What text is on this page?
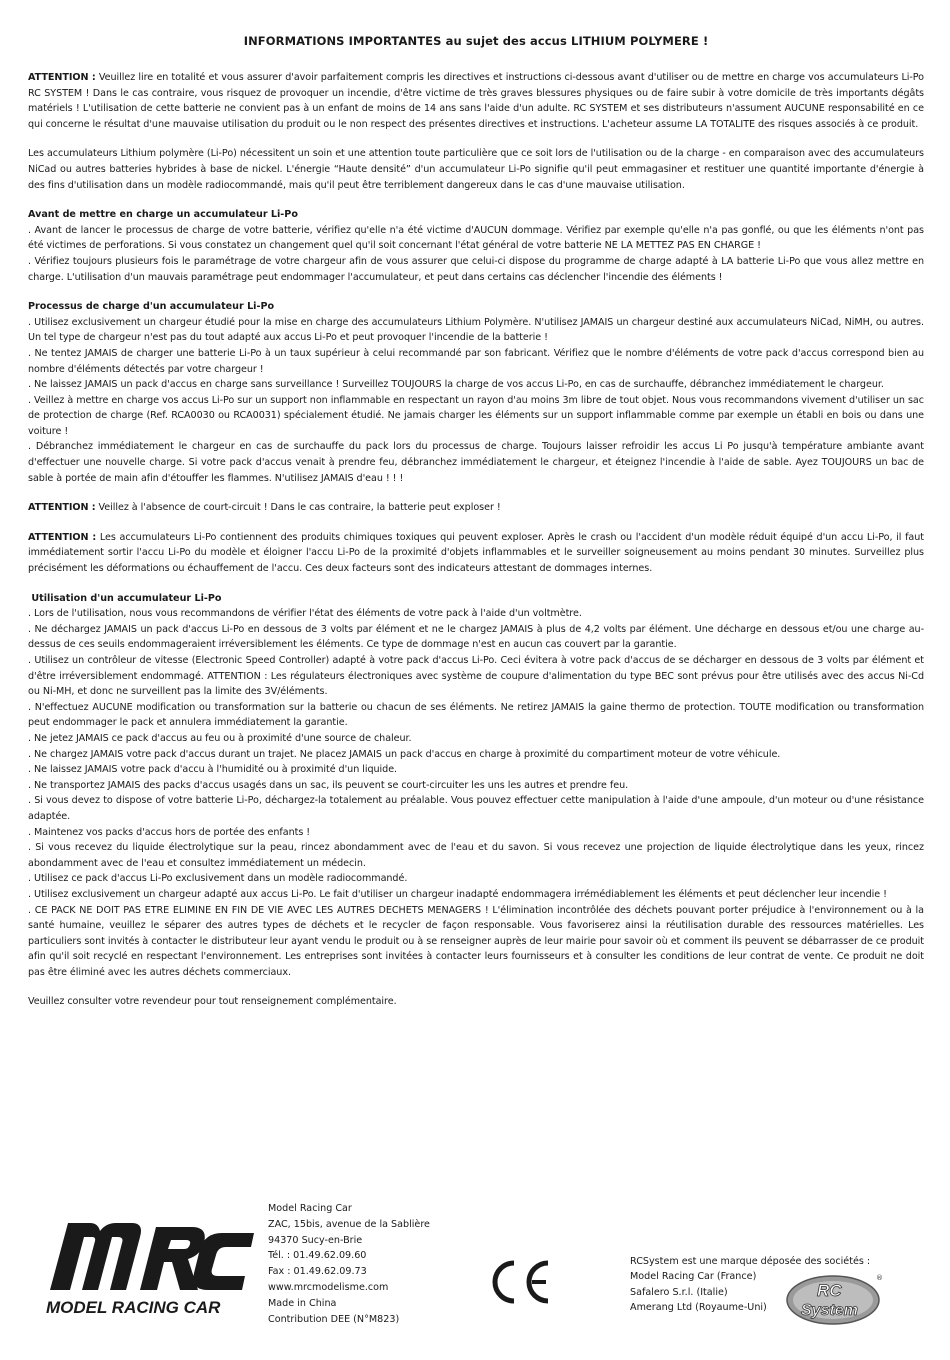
INFORMATIONS IMPORTANTES au sujet des accus LITHIUM POLYMERE !

ATTENTION : Veuillez lire en totalité et vous assurer d'avoir parfaitement compris les directives et instructions ci-dessous avant d'utiliser ou de mettre en charge vos accumulateurs Li-Po RC SYSTEM ! Dans le cas contraire, vous risquez de provoquer un incendie, d'être victime de très graves blessures physiques ou de faire subir à votre domicile de très importants dégâts matériels ! L'utilisation de cette batterie ne convient pas à un enfant de moins de 14 ans sans l'aide d'un adulte. RC SYSTEM et ses distributeurs n'assument AUCUNE responsabilité en ce qui concerne le résultat d'une mauvaise utilisation du produit ou le non respect des présentes directives et instructions. L'acheteur assume LA TOTALITE des risques associés à ce produit.

Les accumulateurs Lithium polymère (Li-Po) nécessitent un soin et une attention toute particulière que ce soit lors de l'utilisation ou de la charge - en comparaison avec des accumulateurs NiCad ou autres batteries hybrides à base de nickel. L'énergie “Haute densité” d'un accumulateur Li-Po signifie qu'il peut emmagasiner et restituer une quantité importante d'énergie à des fins d'utilisation dans un modèle radiocommandé, mais qu'il peut être terriblement dangereux dans le cas d'une mauvaise utilisation.

Avant de mettre en charge un accumulateur Li-Po
. Avant de lancer le processus de charge de votre batterie, vérifiez qu'elle n'a été victime d'AUCUN dommage. Vérifiez par exemple qu'elle n'a pas gonflé, ou que les éléments n'ont pas été victimes de perforations. Si vous constatez un changement quel qu'il soit concernant l'état général de votre batterie NE LA METTEZ PAS EN CHARGE !
. Vérifiez toujours plusieurs fois le paramétrage de votre chargeur afin de vous assurer que celui-ci dispose du programme de charge adapté à LA batterie Li-Po que vous allez mettre en charge. L'utilisation d'un mauvais paramétrage peut endommager l'accumulateur, et peut dans certains cas déclencher l'incendie des éléments !
Processus de charge d'un accumulateur Li-Po
. Utilisez exclusivement un chargeur étudié pour la mise en charge des accumulateurs Lithium Polymère. N'utilisez JAMAIS un chargeur destiné aux accumulateurs NiCad, NiMH, ou autres. Un tel type de chargeur n'est pas du tout adapté aux accus Li-Po et peut provoquer l'incendie de la batterie !
. Ne tentez JAMAIS de charger une batterie Li-Po à un taux supérieur à celui recommandé par son fabricant. Vérifiez que le nombre d'éléments de votre pack d'accus correspond bien au nombre d'éléments détectés par votre chargeur !
. Ne laissez JAMAIS un pack d'accus en charge sans surveillance ! Surveillez TOUJOURS la charge de vos accus Li-Po, en cas de surchauffe, débranchez immédiatement le chargeur.
. Veillez à mettre en charge vos accus Li-Po sur un support non inflammable en respectant un rayon d'au moins 3m libre de tout objet. Nous vous recommandons vivement d'utiliser un sac de protection de charge (Ref. RCA0030 ou RCA0031) spécialement étudié. Ne jamais charger les éléments sur un support inflammable comme par exemple un établi en bois ou dans une voiture !
. Débranchez immédiatement le chargeur en cas de surchauffe du pack lors du processus de charge. Toujours laisser refroidir les accus Li Po jusqu'à température ambiante avant d'effectuer une nouvelle charge. Si votre pack d'accus venait à prendre feu, débranchez immédiatement le chargeur, et éteignez l'incendie à l'aide de sable. Ayez TOUJOURS un bac de sable à portée de main afin d'étouffer les flammes. N'utilisez JAMAIS d'eau ! ! !

ATTENTION : Veillez à l'absence de court-circuit ! Dans le cas contraire, la batterie peut exploser !

ATTENTION : Les accumulateurs Li-Po contiennent des produits chimiques toxiques qui peuvent exploser. Après le crash ou l'accident d'un modèle réduit équipé d'un accu Li-Po, il faut immédiatement sortir l'accu Li-Po du modèle et éloigner l'accu Li-Po de la proximité d'objets inflammables et le surveiller soigneusement au moins pendant 30 minutes. Surveillez plus précisément les déformations ou échauffement de l'accu. Ces deux facteurs sont des indicateurs attestant de dommages internes.

Utilisation d'un accumulateur Li-Po
. Lors de l'utilisation, nous vous recommandons de vérifier l'état des éléments de votre pack à l'aide d'un voltmètre.
. Ne déchargez JAMAIS un pack d'accus Li-Po en dessous de 3 volts par élément et ne le chargez JAMAIS à plus de 4,2 volts par élément. Une décharge en dessous et/ou une charge au-dessus de ces seuils endommageraient irréversiblement les éléments. Ce type de dommage n'est en aucun cas couvert par la garantie.
. Utilisez un contrôleur de vitesse (Electronic Speed Controller) adapté à votre pack d'accus Li-Po. Ceci évitera à votre pack d'accus de se décharger en dessous de 3 volts par élément et d'être irréversiblement endommagé. ATTENTION : Les régulateurs électroniques avec système de coupure d'alimentation du type BEC sont prévus pour être utilisés avec des accus Ni-Cd ou Ni-MH, et donc ne surveillent pas la limite des 3V/éléments.
. N'effectuez AUCUNE modification ou transformation sur la batterie ou chacun de ses éléments. Ne retirez JAMAIS la gaine thermo de protection. TOUTE modification ou transformation peut endommager le pack et annulera immédiatement la garantie.
. Ne jetez JAMAIS ce pack d'accus au feu ou à proximité d'une source de chaleur.
. Ne chargez JAMAIS votre pack d'accus durant un trajet. Ne placez JAMAIS un pack d'accus en charge à proximité du compartiment moteur de votre véhicule.
. Ne laissez JAMAIS votre pack d'accu à l'humidité ou à proximité d'un liquide.
. Ne transportez JAMAIS des packs d'accus usagés dans un sac, ils peuvent se court-circuiter les uns les autres et prendre feu.
. Si vous devez to dispose of votre batterie Li-Po, déchargez-la totalement au préalable. Vous pouvez effectuer cette manipulation à l'aide d'une ampoule, d'un moteur ou d'une résistance adaptée.
. Maintenez vos packs d'accus hors de portée des enfants !
. Si vous recevez du liquide électrolytique sur la peau, rincez abondamment avec de l'eau et du savon. Si vous recevez une projection de liquide électrolytique dans les yeux, rincez abondamment avec de l'eau et consultez immédiatement un médecin.
. Utilisez ce pack d'accus Li-Po exclusivement dans un modèle radiocommandé.
. Utilisez exclusivement un chargeur adapté aux accus Li-Po. Le fait d'utiliser un chargeur inadapté endommagera irrémédiablement les éléments et peut déclencher leur incendie !
. CE PACK NE DOIT PAS ETRE ELIMINE EN FIN DE VIE AVEC LES AUTRES DECHETS MENAGERS ! L'élimination incontrôlée des déchets pouvant porter préjudice à l'environnement ou à la santé humaine, veuillez le séparer des autres types de déchets et le recycler de façon responsable. Vous favoriserez ainsi la réutilisation durable des ressources matérielles. Les particuliers sont invités à contacter le distributeur leur ayant vendu le produit ou à se renseigner auprès de leur mairie pour savoir où et comment ils peuvent se débarrasser de ce produit afin qu'il soit recyclé en respectant l'environnement. Les entreprises sont invitées à contacter leurs fournisseurs et à consulter les conditions de leur contrat de vente. Ce produit ne doit pas être éliminé avec les autres déchets commerciaux.

Veuillez consulter votre revendeur pour tout renseignement complémentaire.

MODEL RACING CAR
Model Racing Car
ZAC, 15bis, avenue de la Sablière
94370 Sucy-en-Brie
Tél. : 01.49.62.09.60
Fax : 01.49.62.09.73
www.mrcmodelisme.com
Made in China
Contribution DEE (N°M823)
RCSystem est une marque déposée des sociétés :
Model Racing Car (France)
Safalero S.r.l. (Italie)
Amerang Ltd (Royaume-Uni)
RC
System
®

━━━━━━━━

_GIVEN EXERCISE:_ Leave images out of the retyped records; keep all else exact.

_COMPLETE RESPONSE:_
What text is on this page?
INFORMATIONS IMPORTANTES au sujet des accus LITHIUM POLYMERE !

ATTENTION : Veuillez lire en totalité et vous assurer d'avoir parfaitement compris les directives et instructions ci-dessous avant d'utiliser ou de mettre en charge vos accumulateurs Li-Po RC SYSTEM ! Dans le cas contraire, vous risquez de provoquer un incendie, d'être victime de très graves blessures physiques ou de faire subir à votre domicile de très importants dégâts matériels ! L'utilisation de cette batterie ne convient pas à un enfant de moins de 14 ans sans l'aide d'un adulte. RC SYSTEM et ses distributeurs n'assument AUCUNE responsabilité en ce qui concerne le résultat d'une mauvaise utilisation du produit ou le non respect des présentes directives et instructions. L'acheteur assume LA TOTALITE des risques associés à ce produit.

Les accumulateurs Lithium polymère (Li-Po) nécessitent un soin et une attention toute particulière que ce soit lors de l'utilisation ou de la charge - en comparaison avec des accumulateurs NiCad ou autres batteries hybrides à base de nickel. L'énergie “Haute densité” d'un accumulateur Li-Po signifie qu'il peut emmagasiner et restituer une quantité importante d'énergie à des fins d'utilisation dans un modèle radiocommandé, mais qu'il peut être terriblement dangereux dans le cas d'une mauvaise utilisation.

Avant de mettre en charge un accumulateur Li-Po
. Avant de lancer le processus de charge de votre batterie, vérifiez qu'elle n'a été victime d'AUCUN dommage. Vérifiez par exemple qu'elle n'a pas gonflé, ou que les éléments n'ont pas été victimes de perforations. Si vous constatez un changement quel qu'il soit concernant l'état général de votre batterie NE LA METTEZ PAS EN CHARGE !
. Vérifiez toujours plusieurs fois le paramétrage de votre chargeur afin de vous assurer que celui-ci dispose du programme de charge adapté à LA batterie Li-Po que vous allez mettre en charge. L'utilisation d'un mauvais paramétrage peut endommager l'accumulateur, et peut dans certains cas déclencher l'incendie des éléments !
Processus de charge d'un accumulateur Li-Po
. Utilisez exclusivement un chargeur étudié pour la mise en charge des accumulateurs Lithium Polymère. N'utilisez JAMAIS un chargeur destiné aux accumulateurs NiCad, NiMH, ou autres. Un tel type de chargeur n'est pas du tout adapté aux accus Li-Po et peut provoquer l'incendie de la batterie !
. Ne tentez JAMAIS de charger une batterie Li-Po à un taux supérieur à celui recommandé par son fabricant. Vérifiez que le nombre d'éléments de votre pack d'accus correspond bien au nombre d'éléments détectés par votre chargeur !
. Ne laissez JAMAIS un pack d'accus en charge sans surveillance ! Surveillez TOUJOURS la charge de vos accus Li-Po, en cas de surchauffe, débranchez immédiatement le chargeur.
. Veillez à mettre en charge vos accus Li-Po sur un support non inflammable en respectant un rayon d'au moins 3m libre de tout objet. Nous vous recommandons vivement d'utiliser un sac de protection de charge (Ref. RCA0030 ou RCA0031) spécialement étudié. Ne jamais charger les éléments sur un support inflammable comme par exemple un établi en bois ou dans une voiture !
. Débranchez immédiatement le chargeur en cas de surchauffe du pack lors du processus de charge. Toujours laisser refroidir les accus Li Po jusqu'à température ambiante avant d'effectuer une nouvelle charge. Si votre pack d'accus venait à prendre feu, débranchez immédiatement le chargeur, et éteignez l'incendie à l'aide de sable. Ayez TOUJOURS un bac de sable à portée de main afin d'étouffer les flammes. N'utilisez JAMAIS d'eau ! ! !

ATTENTION : Veillez à l'absence de court-circuit ! Dans le cas contraire, la batterie peut exploser !

ATTENTION : Les accumulateurs Li-Po contiennent des produits chimiques toxiques qui peuvent exploser. Après le crash ou l'accident d'un modèle réduit équipé d'un accu Li-Po, il faut immédiatement sortir l'accu Li-Po du modèle et éloigner l'accu Li-Po de la proximité d'objets inflammables et le surveiller soigneusement au moins pendant 30 minutes. Surveillez plus précisément les déformations ou échauffement de l'accu. Ces deux facteurs sont des indicateurs attestant de dommages internes.

Utilisation d'un accumulateur Li-Po
. Lors de l'utilisation, nous vous recommandons de vérifier l'état des éléments de votre pack à l'aide d'un voltmètre.
. Ne déchargez JAMAIS un pack d'accus Li-Po en dessous de 3 volts par élément et ne le chargez JAMAIS à plus de 4,2 volts par élément. Une décharge en dessous et/ou une charge au-dessus de ces seuils endommageraient irréversiblement les éléments. Ce type de dommage n'est en aucun cas couvert par la garantie.
. Utilisez un contrôleur de vitesse (Electronic Speed Controller) adapté à votre pack d'accus Li-Po. Ceci évitera à votre pack d'accus de se décharger en dessous de 3 volts par élément et d'être irréversiblement endommagé. ATTENTION : Les régulateurs électroniques avec système de coupure d'alimentation du type BEC sont prévus pour être utilisés avec des accus Ni-Cd ou Ni-MH, et donc ne surveillent pas la limite des 3V/éléments.
. N'effectuez AUCUNE modification ou transformation sur la batterie ou chacun de ses éléments. Ne retirez JAMAIS la gaine thermo de protection. TOUTE modification ou transformation peut endommager le pack et annulera immédiatement la garantie.
. Ne jetez JAMAIS ce pack d'accus au feu ou à proximité d'une source de chaleur.
. Ne chargez JAMAIS votre pack d'accus durant un trajet. Ne placez JAMAIS un pack d'accus en charge à proximité du compartiment moteur de votre véhicule.
. Ne laissez JAMAIS votre pack d'accu à l'humidité ou à proximité d'un liquide.
. Ne transportez JAMAIS des packs d'accus usagés dans un sac, ils peuvent se court-circuiter les uns les autres et prendre feu.
. Si vous devez to dispose of votre batterie Li-Po, déchargez-la totalement au préalable. Vous pouvez effectuer cette manipulation à l'aide d'une ampoule, d'un moteur ou d'une résistance adaptée.
. Maintenez vos packs d'accus hors de portée des enfants !
. Si vous recevez du liquide électrolytique sur la peau, rincez abondamment avec de l'eau et du savon. Si vous recevez une projection de liquide électrolytique dans les yeux, rincez abondamment avec de l'eau et consultez immédiatement un médecin.
. Utilisez ce pack d'accus Li-Po exclusivement dans un modèle radiocommandé.
. Utilisez exclusivement un chargeur adapté aux accus Li-Po. Le fait d'utiliser un chargeur inadapté endommagera irrémédiablement les éléments et peut déclencher leur incendie !
. CE PACK NE DOIT PAS ETRE ELIMINE EN FIN DE VIE AVEC LES AUTRES DECHETS MENAGERS ! L'élimination incontrôlée des déchets pouvant porter préjudice à l'environnement ou à la santé humaine, veuillez le séparer des autres types de déchets et le recycler de façon responsable. Vous favoriserez ainsi la réutilisation durable des ressources matérielles. Les particuliers sont invités à contacter le distributeur leur ayant vendu le produit ou à se renseigner auprès de leur mairie pour savoir où et comment ils peuvent se débarrasser de ce produit afin qu'il soit recyclé en respectant l'environnement. Les entreprises sont invitées à contacter leurs fournisseurs et à consulter les conditions de leur contrat de vente. Ce produit ne doit pas être éliminé avec les autres déchets commerciaux.

Veuillez consulter votre revendeur pour tout renseignement complémentaire.

MODEL RACING CAR
Model Racing Car
ZAC, 15bis, avenue de la Sablière
94370 Sucy-en-Brie
Tél. : 01.49.62.09.60
Fax : 01.49.62.09.73
www.mrcmodelisme.com
Made in China
Contribution DEE (N°M823)
RCSystem est une marque déposée des sociétés :
Model Racing Car (France)
Safalero S.r.l. (Italie)
Amerang Ltd (Royaume-Uni)
RC
System
®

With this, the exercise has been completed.